■ **Problem statement**
Emit the data below verbatim, stripping out any pictures.

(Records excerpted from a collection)
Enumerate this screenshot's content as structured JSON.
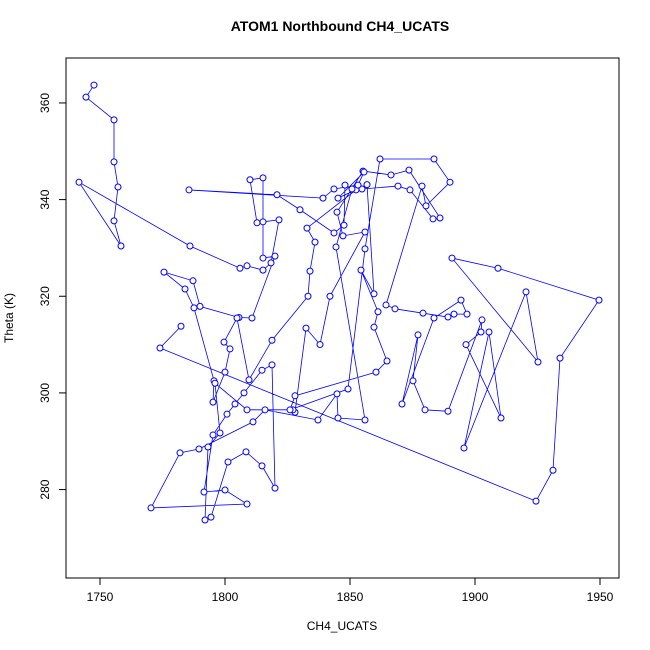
{
  "chart_data": {
    "type": "line",
    "title": "ATOM1 Northbound CH4_UCATS",
    "x_label": "CH4_UCATS",
    "y_label": "Theta (K)",
    "color": "#0000ff",
    "markers": "open-circle",
    "xlim": [
      1736.4,
      1957.6
    ],
    "ylim": [
      261.7,
      369.3
    ],
    "xticks": [
      1750,
      1800,
      1850,
      1900,
      1950
    ],
    "yticks": [
      280,
      300,
      320,
      340,
      360
    ],
    "x": [
      1747.6,
      1744.4,
      1755.6,
      1755.6,
      1757.2,
      1755.6,
      1758.4,
      1741.6,
      1786,
      1806,
      1808.8,
      1815.2,
      1818.4,
      1821.6,
      1815.2,
      1812.8,
      1810,
      1815.2,
      1815.2,
      1820,
      1810.8,
      1805.6,
      1790,
      1787.2,
      1775.6,
      1784,
      1787.6,
      1795.6,
      1795.2,
      1800,
      1802,
      1799.6,
      1804.8,
      1809.6,
      1818.8,
      1833.2,
      1834,
      1836,
      1832.8,
      1852.4,
      1854.8,
      1869.2,
      1874,
      1883.2,
      1886,
      1873.6,
      1866.4,
      1855.2,
      1844.8,
      1847.2,
      1856,
      1842,
      1838,
      1832.4,
      1828,
      1827.2,
      1808.8,
      1796,
      1798,
      1793.2,
      1792,
      1794.4,
      1801.2,
      1808.4,
      1814.8,
      1820,
      1818.8,
      1814.8,
      1807.6,
      1804,
      1800.8,
      1795.2,
      1791.6,
      1800,
      1808.8,
      1770.4,
      1782,
      1789.6,
      1811.2,
      1816,
      1837.2,
      1844.8,
      1845.2,
      1856,
      1844.4,
      1850.8,
      1848,
      1847.6,
      1843.6,
      1830,
      1820.8,
      1785.6,
      1839.2,
      1843.6,
      1853.2,
      1855.6,
      1845.2,
      1856.8,
      1859.6,
      1854.4,
      1861.2,
      1859.6,
      1864.8,
      1860.4,
      1828,
      1826,
      1849.2,
      1856,
      1862,
      1883.6,
      1890,
      1880.4,
      1878.8,
      1864.4,
      1868,
      1879.2,
      1889.2,
      1891.6,
      1896.8,
      1894.4,
      1883.6,
      1870.8,
      1877.2,
      1875.2,
      1880,
      1889.2,
      1902.8,
      1902.4,
      1896.4,
      1910.4,
      1905.6,
      1895.6,
      1920.4,
      1925.2,
      1890.8,
      1909.2,
      1949.6,
      1934,
      1931.2,
      1924.4,
      1774,
      1782.4
    ],
    "values": [
      363.7,
      361.2,
      356.5,
      347.8,
      342.6,
      335.6,
      330.4,
      343.6,
      330.4,
      325.8,
      326.3,
      325.4,
      326.9,
      335.8,
      335.4,
      335.2,
      344.1,
      344.5,
      327.9,
      328.3,
      315.5,
      315.6,
      317.9,
      323.2,
      325,
      321.5,
      317.6,
      302.5,
      298.1,
      304.3,
      309.1,
      310.5,
      315.5,
      302.7,
      310.9,
      320,
      325.2,
      331.2,
      334.1,
      342,
      342.2,
      342.8,
      342,
      336,
      336.2,
      346.1,
      345.1,
      345.9,
      337.4,
      332.5,
      333.3,
      320,
      310,
      313.4,
      296,
      296.5,
      296.5,
      302,
      291.7,
      288.8,
      273.7,
      274.3,
      285.7,
      287.8,
      284.9,
      280.3,
      305.8,
      304.7,
      300,
      297.7,
      295.6,
      291.3,
      279.5,
      279.9,
      277,
      276.2,
      287.6,
      288.4,
      294,
      296.5,
      294.4,
      299.8,
      294.8,
      294.4,
      330.2,
      342.2,
      343,
      334.7,
      333.1,
      337.9,
      341,
      342,
      340.3,
      342.2,
      343,
      345.7,
      340.3,
      343.1,
      320.5,
      325.4,
      316.8,
      313.6,
      306.6,
      304.3,
      299.4,
      296.5,
      300.8,
      329.8,
      348.4,
      348.4,
      343.6,
      338.7,
      342.8,
      318.2,
      317.4,
      316.5,
      315.7,
      316.3,
      316.3,
      319.2,
      315.5,
      297.7,
      312,
      302.5,
      296.5,
      296.2,
      315.1,
      312.6,
      310,
      294.8,
      312.6,
      288.6,
      320.9,
      306.4,
      327.9,
      325.8,
      319.2,
      307.2,
      284,
      277.6,
      309.3,
      313.8
    ]
  }
}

■ **Output for this exercise**
Enumerate this screenshot's content as structured JSON.
{
  "chart_data": {
    "type": "line",
    "title": "ATOM1 Northbound CH4_UCATS",
    "x_label": "CH4_UCATS",
    "y_label": "Theta (K)",
    "color": "#0000ff",
    "markers": "open-circle",
    "xlim": [
      1736.4,
      1957.6
    ],
    "ylim": [
      261.7,
      369.3
    ],
    "xticks": [
      1750,
      1800,
      1850,
      1900,
      1950
    ],
    "yticks": [
      280,
      300,
      320,
      340,
      360
    ],
    "x": [
      1747.6,
      1744.4,
      1755.6,
      1755.6,
      1757.2,
      1755.6,
      1758.4,
      1741.6,
      1786,
      1806,
      1808.8,
      1815.2,
      1818.4,
      1821.6,
      1815.2,
      1812.8,
      1810,
      1815.2,
      1815.2,
      1820,
      1810.8,
      1805.6,
      1790,
      1787.2,
      1775.6,
      1784,
      1787.6,
      1795.6,
      1795.2,
      1800,
      1802,
      1799.6,
      1804.8,
      1809.6,
      1818.8,
      1833.2,
      1834,
      1836,
      1832.8,
      1852.4,
      1854.8,
      1869.2,
      1874,
      1883.2,
      1886,
      1873.6,
      1866.4,
      1855.2,
      1844.8,
      1847.2,
      1856,
      1842,
      1838,
      1832.4,
      1828,
      1827.2,
      1808.8,
      1796,
      1798,
      1793.2,
      1792,
      1794.4,
      1801.2,
      1808.4,
      1814.8,
      1820,
      1818.8,
      1814.8,
      1807.6,
      1804,
      1800.8,
      1795.2,
      1791.6,
      1800,
      1808.8,
      1770.4,
      1782,
      1789.6,
      1811.2,
      1816,
      1837.2,
      1844.8,
      1845.2,
      1856,
      1844.4,
      1850.8,
      1848,
      1847.6,
      1843.6,
      1830,
      1820.8,
      1785.6,
      1839.2,
      1843.6,
      1853.2,
      1855.6,
      1845.2,
      1856.8,
      1859.6,
      1854.4,
      1861.2,
      1859.6,
      1864.8,
      1860.4,
      1828,
      1826,
      1849.2,
      1856,
      1862,
      1883.6,
      1890,
      1880.4,
      1878.8,
      1864.4,
      1868,
      1879.2,
      1889.2,
      1891.6,
      1896.8,
      1894.4,
      1883.6,
      1870.8,
      1877.2,
      1875.2,
      1880,
      1889.2,
      1902.8,
      1902.4,
      1896.4,
      1910.4,
      1905.6,
      1895.6,
      1920.4,
      1925.2,
      1890.8,
      1909.2,
      1949.6,
      1934,
      1931.2,
      1924.4,
      1774,
      1782.4
    ],
    "values": [
      363.7,
      361.2,
      356.5,
      347.8,
      342.6,
      335.6,
      330.4,
      343.6,
      330.4,
      325.8,
      326.3,
      325.4,
      326.9,
      335.8,
      335.4,
      335.2,
      344.1,
      344.5,
      327.9,
      328.3,
      315.5,
      315.6,
      317.9,
      323.2,
      325,
      321.5,
      317.6,
      302.5,
      298.1,
      304.3,
      309.1,
      310.5,
      315.5,
      302.7,
      310.9,
      320,
      325.2,
      331.2,
      334.1,
      342,
      342.2,
      342.8,
      342,
      336,
      336.2,
      346.1,
      345.1,
      345.9,
      337.4,
      332.5,
      333.3,
      320,
      310,
      313.4,
      296,
      296.5,
      296.5,
      302,
      291.7,
      288.8,
      273.7,
      274.3,
      285.7,
      287.8,
      284.9,
      280.3,
      305.8,
      304.7,
      300,
      297.7,
      295.6,
      291.3,
      279.5,
      279.9,
      277,
      276.2,
      287.6,
      288.4,
      294,
      296.5,
      294.4,
      299.8,
      294.8,
      294.4,
      330.2,
      342.2,
      343,
      334.7,
      333.1,
      337.9,
      341,
      342,
      340.3,
      342.2,
      343,
      345.7,
      340.3,
      343.1,
      320.5,
      325.4,
      316.8,
      313.6,
      306.6,
      304.3,
      299.4,
      296.5,
      300.8,
      329.8,
      348.4,
      348.4,
      343.6,
      338.7,
      342.8,
      318.2,
      317.4,
      316.5,
      315.7,
      316.3,
      316.3,
      319.2,
      315.5,
      297.7,
      312,
      302.5,
      296.5,
      296.2,
      315.1,
      312.6,
      310,
      294.8,
      312.6,
      288.6,
      320.9,
      306.4,
      327.9,
      325.8,
      319.2,
      307.2,
      284,
      277.6,
      309.3,
      313.8
    ]
  }
}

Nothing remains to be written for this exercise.